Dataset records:
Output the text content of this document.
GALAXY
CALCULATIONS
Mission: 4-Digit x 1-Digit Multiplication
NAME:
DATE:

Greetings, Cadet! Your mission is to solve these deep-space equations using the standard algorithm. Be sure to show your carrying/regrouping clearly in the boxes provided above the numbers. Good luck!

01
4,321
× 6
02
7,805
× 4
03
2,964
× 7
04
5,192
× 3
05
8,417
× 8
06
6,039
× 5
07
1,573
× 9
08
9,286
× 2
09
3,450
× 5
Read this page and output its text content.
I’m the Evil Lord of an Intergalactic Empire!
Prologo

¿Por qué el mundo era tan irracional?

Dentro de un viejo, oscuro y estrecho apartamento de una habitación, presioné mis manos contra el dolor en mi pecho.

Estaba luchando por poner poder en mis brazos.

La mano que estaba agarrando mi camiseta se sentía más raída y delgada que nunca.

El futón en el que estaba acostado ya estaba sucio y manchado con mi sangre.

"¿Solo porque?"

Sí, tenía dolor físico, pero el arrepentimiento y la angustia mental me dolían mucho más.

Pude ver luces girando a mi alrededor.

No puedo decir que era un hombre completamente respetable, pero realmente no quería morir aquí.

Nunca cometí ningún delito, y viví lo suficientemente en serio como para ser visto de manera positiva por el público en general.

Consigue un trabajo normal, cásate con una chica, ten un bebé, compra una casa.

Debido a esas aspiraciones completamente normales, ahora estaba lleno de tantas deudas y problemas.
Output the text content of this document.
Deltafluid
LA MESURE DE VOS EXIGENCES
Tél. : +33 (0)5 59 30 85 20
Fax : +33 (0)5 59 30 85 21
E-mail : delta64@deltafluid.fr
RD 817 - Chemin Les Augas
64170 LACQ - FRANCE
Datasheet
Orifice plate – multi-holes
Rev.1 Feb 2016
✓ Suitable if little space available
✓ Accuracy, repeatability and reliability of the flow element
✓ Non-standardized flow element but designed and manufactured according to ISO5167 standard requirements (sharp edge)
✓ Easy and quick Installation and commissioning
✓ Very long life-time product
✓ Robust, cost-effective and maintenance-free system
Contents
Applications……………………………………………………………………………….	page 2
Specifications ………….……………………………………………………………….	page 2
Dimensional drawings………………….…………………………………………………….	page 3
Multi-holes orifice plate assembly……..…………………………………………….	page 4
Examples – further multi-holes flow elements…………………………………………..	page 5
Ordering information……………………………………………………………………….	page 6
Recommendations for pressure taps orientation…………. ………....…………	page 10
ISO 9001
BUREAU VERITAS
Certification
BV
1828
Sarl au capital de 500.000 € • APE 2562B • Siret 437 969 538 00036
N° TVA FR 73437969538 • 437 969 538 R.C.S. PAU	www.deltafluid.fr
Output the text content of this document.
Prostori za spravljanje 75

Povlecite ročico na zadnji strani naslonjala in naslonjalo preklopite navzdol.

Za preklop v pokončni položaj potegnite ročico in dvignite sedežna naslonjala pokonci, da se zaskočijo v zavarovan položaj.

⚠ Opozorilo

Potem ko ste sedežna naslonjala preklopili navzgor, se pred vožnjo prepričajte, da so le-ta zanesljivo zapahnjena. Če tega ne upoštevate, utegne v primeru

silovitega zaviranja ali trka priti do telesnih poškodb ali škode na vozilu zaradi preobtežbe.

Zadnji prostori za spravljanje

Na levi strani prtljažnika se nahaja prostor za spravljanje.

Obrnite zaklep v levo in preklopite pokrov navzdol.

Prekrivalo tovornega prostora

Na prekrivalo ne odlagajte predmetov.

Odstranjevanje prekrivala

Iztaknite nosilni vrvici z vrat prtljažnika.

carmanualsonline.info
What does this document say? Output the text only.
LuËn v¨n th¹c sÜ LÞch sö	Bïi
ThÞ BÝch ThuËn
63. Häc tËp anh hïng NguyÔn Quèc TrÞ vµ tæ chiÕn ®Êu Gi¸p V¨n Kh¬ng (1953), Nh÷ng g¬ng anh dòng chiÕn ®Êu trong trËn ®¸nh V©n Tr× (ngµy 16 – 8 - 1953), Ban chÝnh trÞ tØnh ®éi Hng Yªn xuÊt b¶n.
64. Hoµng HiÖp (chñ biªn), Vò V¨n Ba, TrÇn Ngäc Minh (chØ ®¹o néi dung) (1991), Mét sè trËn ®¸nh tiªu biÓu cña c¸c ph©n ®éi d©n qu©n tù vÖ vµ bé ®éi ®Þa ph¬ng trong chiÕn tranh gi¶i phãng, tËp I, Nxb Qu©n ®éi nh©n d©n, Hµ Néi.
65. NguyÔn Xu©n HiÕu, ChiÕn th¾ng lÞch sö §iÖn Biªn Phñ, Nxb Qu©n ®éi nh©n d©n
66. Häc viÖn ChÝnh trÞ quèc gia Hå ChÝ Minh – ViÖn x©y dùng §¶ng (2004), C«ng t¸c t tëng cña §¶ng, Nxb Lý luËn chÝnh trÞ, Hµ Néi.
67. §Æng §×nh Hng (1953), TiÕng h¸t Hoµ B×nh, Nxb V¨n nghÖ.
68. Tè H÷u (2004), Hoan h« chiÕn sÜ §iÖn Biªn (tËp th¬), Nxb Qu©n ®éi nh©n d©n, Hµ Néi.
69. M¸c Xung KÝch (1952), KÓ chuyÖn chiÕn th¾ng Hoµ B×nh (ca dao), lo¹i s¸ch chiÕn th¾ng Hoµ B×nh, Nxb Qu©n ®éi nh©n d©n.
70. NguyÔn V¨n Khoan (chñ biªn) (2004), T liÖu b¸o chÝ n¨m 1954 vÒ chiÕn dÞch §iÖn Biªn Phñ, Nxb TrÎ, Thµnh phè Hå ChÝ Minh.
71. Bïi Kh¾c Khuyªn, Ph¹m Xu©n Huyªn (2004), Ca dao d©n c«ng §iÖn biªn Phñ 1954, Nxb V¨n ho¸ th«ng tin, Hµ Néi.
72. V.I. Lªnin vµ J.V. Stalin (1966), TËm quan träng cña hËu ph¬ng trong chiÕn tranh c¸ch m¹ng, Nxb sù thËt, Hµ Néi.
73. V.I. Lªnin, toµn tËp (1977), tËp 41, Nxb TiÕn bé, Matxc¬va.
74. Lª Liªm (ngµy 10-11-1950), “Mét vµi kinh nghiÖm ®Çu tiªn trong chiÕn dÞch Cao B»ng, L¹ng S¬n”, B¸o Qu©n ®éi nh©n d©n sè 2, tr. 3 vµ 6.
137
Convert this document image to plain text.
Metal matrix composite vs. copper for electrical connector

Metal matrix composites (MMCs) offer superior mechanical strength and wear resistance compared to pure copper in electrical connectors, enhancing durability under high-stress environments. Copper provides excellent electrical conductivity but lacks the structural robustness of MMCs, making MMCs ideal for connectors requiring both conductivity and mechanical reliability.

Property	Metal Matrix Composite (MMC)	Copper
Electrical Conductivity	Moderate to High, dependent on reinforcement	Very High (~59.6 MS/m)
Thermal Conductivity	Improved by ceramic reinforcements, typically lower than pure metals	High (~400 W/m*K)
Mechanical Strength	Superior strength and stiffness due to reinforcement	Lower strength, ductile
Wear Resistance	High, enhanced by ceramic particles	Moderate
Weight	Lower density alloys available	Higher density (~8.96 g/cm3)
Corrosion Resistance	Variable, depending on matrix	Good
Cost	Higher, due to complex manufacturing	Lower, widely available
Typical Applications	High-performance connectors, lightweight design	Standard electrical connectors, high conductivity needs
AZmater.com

Exercise: Repeat exactly the lines above, starting with the line that contains "Convert this document image to plain text." and ending with the last line, both included, and nothing else.

Solution to the exercise:
Convert this document image to plain text.
Metal matrix composite vs. copper for electrical connector

Metal matrix composites (MMCs) offer superior mechanical strength and wear resistance compared to pure copper in electrical connectors, enhancing durability under high-stress environments. Copper provides excellent electrical conductivity but lacks the structural robustness of MMCs, making MMCs ideal for connectors requiring both conductivity and mechanical reliability.

Property	Metal Matrix Composite (MMC)	Copper
Electrical Conductivity	Moderate to High, dependent on reinforcement	Very High (~59.6 MS/m)
Thermal Conductivity	Improved by ceramic reinforcements, typically lower than pure metals	High (~400 W/m*K)
Mechanical Strength	Superior strength and stiffness due to reinforcement	Lower strength, ductile
Wear Resistance	High, enhanced by ceramic particles	Moderate
Weight	Lower density alloys available	Higher density (~8.96 g/cm3)
Corrosion Resistance	Variable, depending on matrix	Good
Cost	Higher, due to complex manufacturing	Lower, widely available
Typical Applications	High-performance connectors, lightweight design	Standard electrical connectors, high conductivity needs
AZmater.com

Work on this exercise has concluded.